— Start INPUT MATERIAL —
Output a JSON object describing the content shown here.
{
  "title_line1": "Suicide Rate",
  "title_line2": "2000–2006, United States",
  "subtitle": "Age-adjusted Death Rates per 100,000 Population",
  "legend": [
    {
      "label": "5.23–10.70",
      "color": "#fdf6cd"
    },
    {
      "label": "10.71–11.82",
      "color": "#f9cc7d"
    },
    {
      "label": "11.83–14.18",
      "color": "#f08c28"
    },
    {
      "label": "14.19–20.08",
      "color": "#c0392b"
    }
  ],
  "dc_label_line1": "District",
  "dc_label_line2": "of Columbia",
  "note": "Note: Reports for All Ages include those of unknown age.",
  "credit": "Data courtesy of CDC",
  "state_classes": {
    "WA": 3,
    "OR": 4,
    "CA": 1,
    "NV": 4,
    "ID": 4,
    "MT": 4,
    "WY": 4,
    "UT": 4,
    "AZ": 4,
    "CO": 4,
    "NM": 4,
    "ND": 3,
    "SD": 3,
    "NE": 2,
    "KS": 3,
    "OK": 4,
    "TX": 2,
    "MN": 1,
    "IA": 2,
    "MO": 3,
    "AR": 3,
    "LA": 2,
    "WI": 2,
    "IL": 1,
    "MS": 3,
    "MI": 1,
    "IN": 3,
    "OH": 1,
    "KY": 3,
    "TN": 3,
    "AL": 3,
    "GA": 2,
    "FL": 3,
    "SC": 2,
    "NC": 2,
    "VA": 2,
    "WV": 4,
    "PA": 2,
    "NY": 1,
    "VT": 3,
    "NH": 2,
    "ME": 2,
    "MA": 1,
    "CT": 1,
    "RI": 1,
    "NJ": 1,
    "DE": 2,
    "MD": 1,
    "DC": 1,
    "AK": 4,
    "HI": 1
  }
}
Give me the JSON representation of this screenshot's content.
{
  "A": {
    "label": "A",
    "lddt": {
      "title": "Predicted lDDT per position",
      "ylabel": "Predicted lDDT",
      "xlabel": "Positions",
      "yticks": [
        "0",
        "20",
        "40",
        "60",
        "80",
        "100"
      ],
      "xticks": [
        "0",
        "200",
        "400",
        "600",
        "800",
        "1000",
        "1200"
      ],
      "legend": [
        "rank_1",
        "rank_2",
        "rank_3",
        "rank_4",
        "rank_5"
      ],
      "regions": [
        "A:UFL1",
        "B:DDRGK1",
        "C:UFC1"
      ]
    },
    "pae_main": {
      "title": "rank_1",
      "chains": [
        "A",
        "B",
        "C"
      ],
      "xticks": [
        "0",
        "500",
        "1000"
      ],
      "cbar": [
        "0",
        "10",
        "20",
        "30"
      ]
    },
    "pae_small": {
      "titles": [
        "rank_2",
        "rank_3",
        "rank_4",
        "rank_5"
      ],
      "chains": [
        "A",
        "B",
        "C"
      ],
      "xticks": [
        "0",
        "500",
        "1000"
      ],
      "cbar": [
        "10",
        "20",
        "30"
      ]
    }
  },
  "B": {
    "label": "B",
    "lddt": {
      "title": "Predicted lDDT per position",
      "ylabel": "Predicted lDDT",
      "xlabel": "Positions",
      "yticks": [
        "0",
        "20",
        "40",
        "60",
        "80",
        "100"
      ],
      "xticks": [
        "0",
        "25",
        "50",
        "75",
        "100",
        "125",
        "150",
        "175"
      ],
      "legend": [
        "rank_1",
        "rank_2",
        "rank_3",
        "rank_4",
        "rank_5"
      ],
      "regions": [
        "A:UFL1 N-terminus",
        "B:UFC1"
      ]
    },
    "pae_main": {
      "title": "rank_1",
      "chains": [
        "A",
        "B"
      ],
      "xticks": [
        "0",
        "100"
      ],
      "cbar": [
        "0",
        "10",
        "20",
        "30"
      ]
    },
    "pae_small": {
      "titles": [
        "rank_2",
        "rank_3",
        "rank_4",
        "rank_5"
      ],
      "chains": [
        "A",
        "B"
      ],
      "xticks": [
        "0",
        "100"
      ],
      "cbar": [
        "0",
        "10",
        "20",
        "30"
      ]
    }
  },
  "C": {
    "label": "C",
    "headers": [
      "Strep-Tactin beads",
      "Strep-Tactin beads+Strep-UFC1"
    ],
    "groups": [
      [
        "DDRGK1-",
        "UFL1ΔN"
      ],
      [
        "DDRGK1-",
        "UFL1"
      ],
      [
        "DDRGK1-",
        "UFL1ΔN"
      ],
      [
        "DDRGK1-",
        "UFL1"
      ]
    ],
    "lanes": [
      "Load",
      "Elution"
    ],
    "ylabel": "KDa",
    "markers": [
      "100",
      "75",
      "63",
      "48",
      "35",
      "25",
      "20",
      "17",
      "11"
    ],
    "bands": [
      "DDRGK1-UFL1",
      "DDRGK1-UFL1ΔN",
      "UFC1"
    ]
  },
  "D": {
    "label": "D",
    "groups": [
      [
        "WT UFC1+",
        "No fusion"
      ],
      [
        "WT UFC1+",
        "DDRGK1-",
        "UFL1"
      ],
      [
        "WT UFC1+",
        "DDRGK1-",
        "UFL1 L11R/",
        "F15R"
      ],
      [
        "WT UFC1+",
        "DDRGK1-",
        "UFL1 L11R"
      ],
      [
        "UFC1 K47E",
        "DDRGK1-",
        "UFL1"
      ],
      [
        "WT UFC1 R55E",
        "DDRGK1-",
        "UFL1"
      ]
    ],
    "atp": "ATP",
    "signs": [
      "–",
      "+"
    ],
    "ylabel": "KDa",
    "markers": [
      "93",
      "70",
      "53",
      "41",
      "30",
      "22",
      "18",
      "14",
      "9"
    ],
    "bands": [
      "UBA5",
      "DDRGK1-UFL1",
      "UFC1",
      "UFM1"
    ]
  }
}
— End INPUT MATERIAL —
SET PROBLEM – Select and copy each line from the data that includes the word "JSON".

OUTPUT OF THE TASK –
Output a JSON object describing the content shown here.
Give me the JSON representation of this screenshot's content.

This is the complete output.